DESCRIPTION OF THE TASK: Look through the lines below and state how many hold the word "name". Write only the number.

═════ MATERIAL FOR THIS EXERCISE

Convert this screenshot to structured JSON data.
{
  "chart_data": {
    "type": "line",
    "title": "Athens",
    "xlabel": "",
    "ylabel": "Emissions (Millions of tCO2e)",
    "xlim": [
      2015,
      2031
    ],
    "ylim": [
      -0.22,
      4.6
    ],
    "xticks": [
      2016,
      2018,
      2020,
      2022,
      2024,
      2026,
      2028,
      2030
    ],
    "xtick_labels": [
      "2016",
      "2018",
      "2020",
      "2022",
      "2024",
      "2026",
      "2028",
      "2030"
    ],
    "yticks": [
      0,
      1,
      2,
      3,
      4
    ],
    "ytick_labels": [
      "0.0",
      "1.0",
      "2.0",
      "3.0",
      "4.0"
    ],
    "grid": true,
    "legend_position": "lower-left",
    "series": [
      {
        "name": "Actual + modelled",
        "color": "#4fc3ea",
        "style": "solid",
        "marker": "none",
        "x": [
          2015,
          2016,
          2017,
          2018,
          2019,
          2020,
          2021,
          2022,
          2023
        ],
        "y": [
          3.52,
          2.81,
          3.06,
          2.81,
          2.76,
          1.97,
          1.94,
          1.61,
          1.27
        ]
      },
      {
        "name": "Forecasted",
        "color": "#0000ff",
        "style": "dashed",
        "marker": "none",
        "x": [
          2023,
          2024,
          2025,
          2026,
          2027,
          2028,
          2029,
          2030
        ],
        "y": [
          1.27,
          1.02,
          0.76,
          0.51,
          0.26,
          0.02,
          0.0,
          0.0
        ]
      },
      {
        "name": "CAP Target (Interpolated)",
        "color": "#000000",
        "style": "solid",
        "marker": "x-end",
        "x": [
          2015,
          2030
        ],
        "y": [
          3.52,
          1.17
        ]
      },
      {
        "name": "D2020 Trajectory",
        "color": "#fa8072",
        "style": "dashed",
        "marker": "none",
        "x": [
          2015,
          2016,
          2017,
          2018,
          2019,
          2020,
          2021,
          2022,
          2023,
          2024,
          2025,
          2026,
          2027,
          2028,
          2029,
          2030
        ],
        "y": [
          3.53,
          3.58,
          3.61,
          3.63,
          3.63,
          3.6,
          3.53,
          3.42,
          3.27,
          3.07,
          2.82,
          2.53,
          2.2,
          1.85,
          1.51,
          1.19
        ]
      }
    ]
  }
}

══════════

ANSWER TO THIS TASK: 4